Page extract
Relationship Between Triangles

In triangle ABC, segment \overline{AG} from vertex A meets opposite side \overline{BC} at a point G with the length of \overline{CG} 1/3 the length of \overline{BC}. That is, point G is located 1/3 of the way along segment \overline{BC} from C. Similarly, points E and F are located at 1/3 marks along the other two sides of triangle ABC. The intersections of these segments are the vertices of another triangle IJH in the interior of triangle ABC.
What is the relationship between the areas of triangles ABCand IJH?
Source: NCTM Problem to Ponder 11/16/2010

SOLUTION

Part I

area AGC=\frac{1}{3}area ABC  because GC=\frac{1}{3}BC
area BFA=\frac{1}{3}area ABC   because AF=\frac{1}{3}AC
area CEB=\frac{1}{3}area ABC   because EB=\frac{1}{3}AB
area AGC+area BFA+area CEB=area ABC\qquad\left (1\right )

Material shown

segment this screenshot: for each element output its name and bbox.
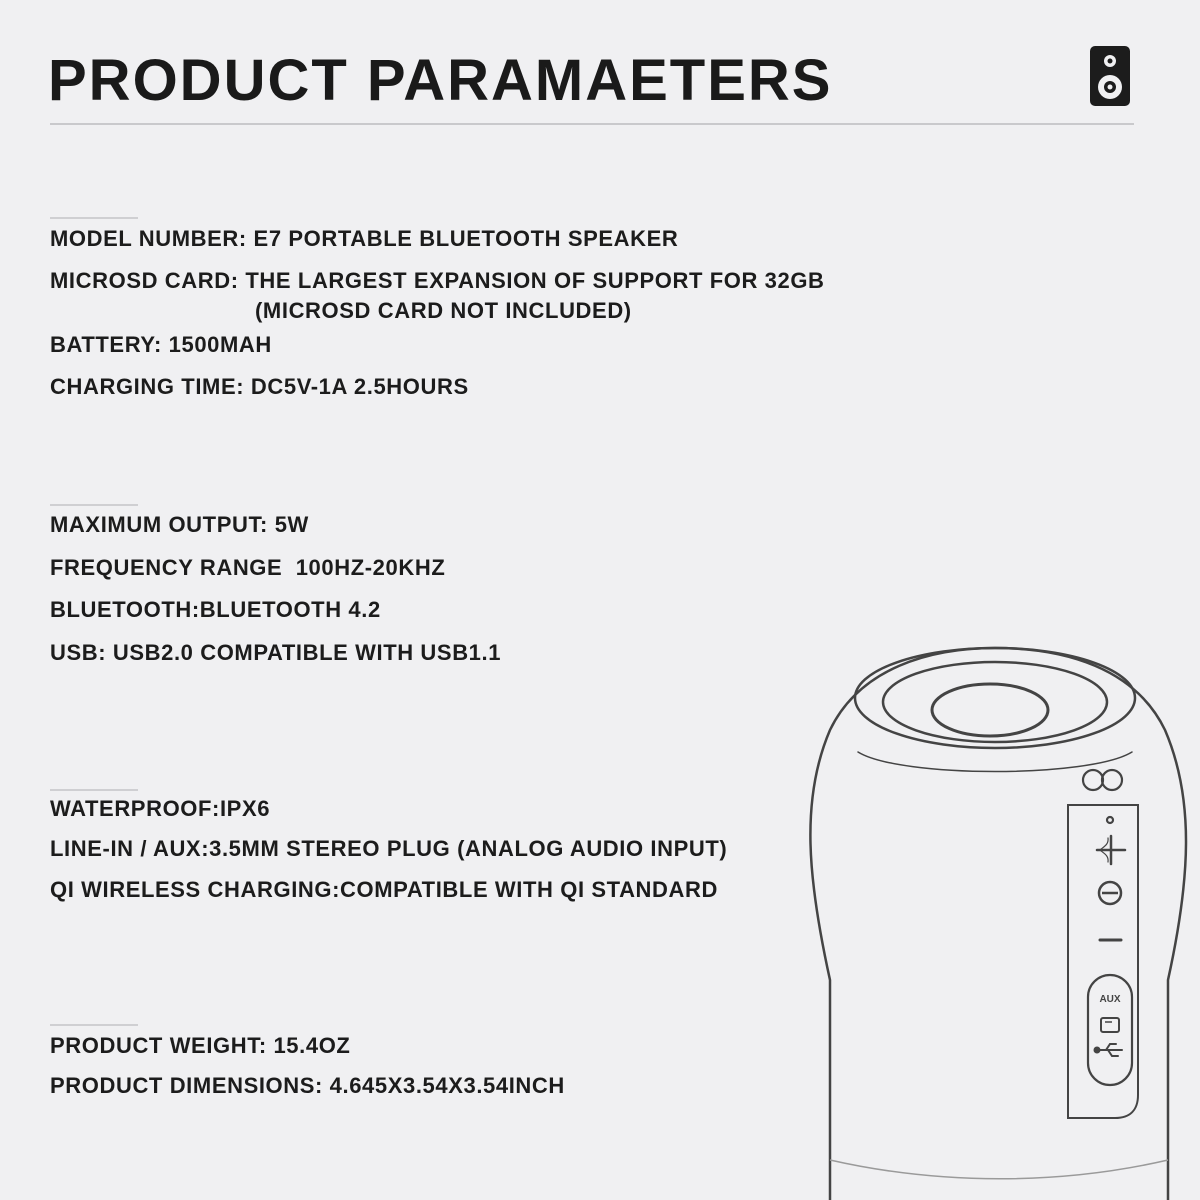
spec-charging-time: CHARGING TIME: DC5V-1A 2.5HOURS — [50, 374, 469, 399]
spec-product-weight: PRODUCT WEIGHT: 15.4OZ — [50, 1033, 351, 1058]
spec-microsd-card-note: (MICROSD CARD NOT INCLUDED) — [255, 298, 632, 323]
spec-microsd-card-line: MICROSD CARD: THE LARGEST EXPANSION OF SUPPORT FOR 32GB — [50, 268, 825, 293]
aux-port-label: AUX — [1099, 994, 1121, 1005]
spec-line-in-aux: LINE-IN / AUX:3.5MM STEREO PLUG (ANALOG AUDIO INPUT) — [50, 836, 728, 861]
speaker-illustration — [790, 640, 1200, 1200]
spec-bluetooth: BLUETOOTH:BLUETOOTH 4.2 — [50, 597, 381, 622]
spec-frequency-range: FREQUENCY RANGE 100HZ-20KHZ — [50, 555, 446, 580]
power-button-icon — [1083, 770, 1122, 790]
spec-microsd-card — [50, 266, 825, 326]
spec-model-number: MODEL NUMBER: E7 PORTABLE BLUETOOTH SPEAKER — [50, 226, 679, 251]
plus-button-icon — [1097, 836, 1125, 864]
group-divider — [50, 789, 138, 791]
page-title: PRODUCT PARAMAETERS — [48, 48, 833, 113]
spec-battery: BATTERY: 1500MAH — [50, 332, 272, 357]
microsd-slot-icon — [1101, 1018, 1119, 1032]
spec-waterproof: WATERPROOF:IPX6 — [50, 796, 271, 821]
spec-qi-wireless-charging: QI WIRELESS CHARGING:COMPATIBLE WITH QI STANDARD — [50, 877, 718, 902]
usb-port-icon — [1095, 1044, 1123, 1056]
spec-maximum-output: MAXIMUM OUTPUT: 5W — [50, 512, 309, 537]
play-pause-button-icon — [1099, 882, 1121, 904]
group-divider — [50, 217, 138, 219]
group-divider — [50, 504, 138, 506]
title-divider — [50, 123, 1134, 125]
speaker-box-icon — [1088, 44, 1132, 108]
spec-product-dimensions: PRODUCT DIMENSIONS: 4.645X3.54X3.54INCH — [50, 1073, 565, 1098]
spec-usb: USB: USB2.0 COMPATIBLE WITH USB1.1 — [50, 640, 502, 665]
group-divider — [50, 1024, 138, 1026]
---
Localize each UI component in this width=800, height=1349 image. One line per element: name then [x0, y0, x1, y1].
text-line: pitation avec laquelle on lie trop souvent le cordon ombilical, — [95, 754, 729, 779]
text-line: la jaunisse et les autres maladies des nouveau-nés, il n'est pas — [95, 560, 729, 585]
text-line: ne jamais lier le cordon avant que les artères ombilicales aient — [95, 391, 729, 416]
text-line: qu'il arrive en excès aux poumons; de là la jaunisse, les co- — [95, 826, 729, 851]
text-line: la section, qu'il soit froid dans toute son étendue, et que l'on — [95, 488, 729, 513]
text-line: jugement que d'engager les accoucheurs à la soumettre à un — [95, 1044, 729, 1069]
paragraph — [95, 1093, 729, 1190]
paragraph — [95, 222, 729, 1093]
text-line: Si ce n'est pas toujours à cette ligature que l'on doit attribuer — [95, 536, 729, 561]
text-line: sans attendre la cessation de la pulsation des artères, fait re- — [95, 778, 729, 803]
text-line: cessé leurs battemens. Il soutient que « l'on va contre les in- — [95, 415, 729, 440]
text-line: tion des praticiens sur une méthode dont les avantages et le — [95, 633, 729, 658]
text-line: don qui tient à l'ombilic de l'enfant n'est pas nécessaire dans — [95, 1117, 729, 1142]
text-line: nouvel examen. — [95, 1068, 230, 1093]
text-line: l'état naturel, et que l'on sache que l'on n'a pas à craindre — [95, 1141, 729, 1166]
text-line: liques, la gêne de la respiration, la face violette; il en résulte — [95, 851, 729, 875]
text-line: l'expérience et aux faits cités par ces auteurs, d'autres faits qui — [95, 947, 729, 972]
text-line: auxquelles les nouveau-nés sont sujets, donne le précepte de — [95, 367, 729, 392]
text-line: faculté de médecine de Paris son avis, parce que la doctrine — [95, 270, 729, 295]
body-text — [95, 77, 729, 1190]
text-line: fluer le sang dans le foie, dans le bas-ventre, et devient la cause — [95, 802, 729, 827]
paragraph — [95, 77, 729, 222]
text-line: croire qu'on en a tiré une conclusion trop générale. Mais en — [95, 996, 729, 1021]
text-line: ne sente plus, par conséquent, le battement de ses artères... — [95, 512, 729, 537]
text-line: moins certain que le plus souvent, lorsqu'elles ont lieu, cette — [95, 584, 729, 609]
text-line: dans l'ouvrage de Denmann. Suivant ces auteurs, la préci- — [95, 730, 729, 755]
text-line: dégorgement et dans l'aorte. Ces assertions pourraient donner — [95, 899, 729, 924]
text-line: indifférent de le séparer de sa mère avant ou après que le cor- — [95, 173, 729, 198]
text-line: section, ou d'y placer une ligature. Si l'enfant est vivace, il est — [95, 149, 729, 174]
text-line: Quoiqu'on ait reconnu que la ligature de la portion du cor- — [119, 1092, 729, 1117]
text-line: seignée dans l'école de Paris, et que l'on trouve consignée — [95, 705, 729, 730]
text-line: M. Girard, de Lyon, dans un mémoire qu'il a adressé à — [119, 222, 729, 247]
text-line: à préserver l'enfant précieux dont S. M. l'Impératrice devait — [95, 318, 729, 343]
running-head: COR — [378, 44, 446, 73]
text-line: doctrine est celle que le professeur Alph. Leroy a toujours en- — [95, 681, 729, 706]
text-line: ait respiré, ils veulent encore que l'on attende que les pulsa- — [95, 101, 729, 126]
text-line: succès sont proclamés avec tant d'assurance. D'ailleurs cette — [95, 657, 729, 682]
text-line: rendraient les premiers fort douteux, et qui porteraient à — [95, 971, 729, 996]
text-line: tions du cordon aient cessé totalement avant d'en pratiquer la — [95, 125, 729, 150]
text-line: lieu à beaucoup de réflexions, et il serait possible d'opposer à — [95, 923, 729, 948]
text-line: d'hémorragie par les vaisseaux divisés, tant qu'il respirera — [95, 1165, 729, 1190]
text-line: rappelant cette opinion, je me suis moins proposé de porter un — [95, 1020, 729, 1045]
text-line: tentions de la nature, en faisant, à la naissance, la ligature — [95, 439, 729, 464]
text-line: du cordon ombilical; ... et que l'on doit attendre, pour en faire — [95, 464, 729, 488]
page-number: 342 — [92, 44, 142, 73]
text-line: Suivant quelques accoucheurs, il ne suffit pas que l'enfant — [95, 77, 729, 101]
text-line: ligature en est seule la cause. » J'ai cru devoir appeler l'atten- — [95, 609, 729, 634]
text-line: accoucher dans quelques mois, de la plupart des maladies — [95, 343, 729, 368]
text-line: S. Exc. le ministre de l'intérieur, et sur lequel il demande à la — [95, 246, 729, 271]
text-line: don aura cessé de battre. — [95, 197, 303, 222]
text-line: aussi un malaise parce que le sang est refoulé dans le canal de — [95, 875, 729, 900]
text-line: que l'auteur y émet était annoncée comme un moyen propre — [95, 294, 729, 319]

Tasks for this exercise
**a.** Using the triangle-areas page, decide whether each statement agrees with it. Answer yes or no for each, and quote the words that settle it. (i) The problem is credited to an NCTM Problem to Ponder. (ii) Points E and F lie at the midpoints of the other two sides of triangle ABC. (iii) The triangle formed inside triangle ABC is named IJH.
**b.** Reproduce verbatim everything on the triangle-areas page from "Relationship Between Triangles" down to "interior of triangle ABC.".
The records that accompany this text were taken from a different source.

Exercise responses
**a.**
(i) Yes: "Source: NCTM Problem to Ponder 11/16/2010"
(ii) No: "points E and F are located at 1/3 marks along the other two sides of triangle ABC"
(iii) Yes: "another triangle IJH in the interior of triangle ABC"

**b.**
Relationship Between Triangles

In triangle ABC, segment \overline{AG} from vertex A meets opposite side \overline{BC} at a point G with the length of \overline{CG} 1/3 the length of \overline{BC}. That is, point G is located 1/3 of the way along segment \overline{BC} from C. Similarly, points E and F are located at 1/3 marks along the other two sides of triangle ABC. The intersections of these segments are the vertices of another triangle IJH in the interior of triangle ABC.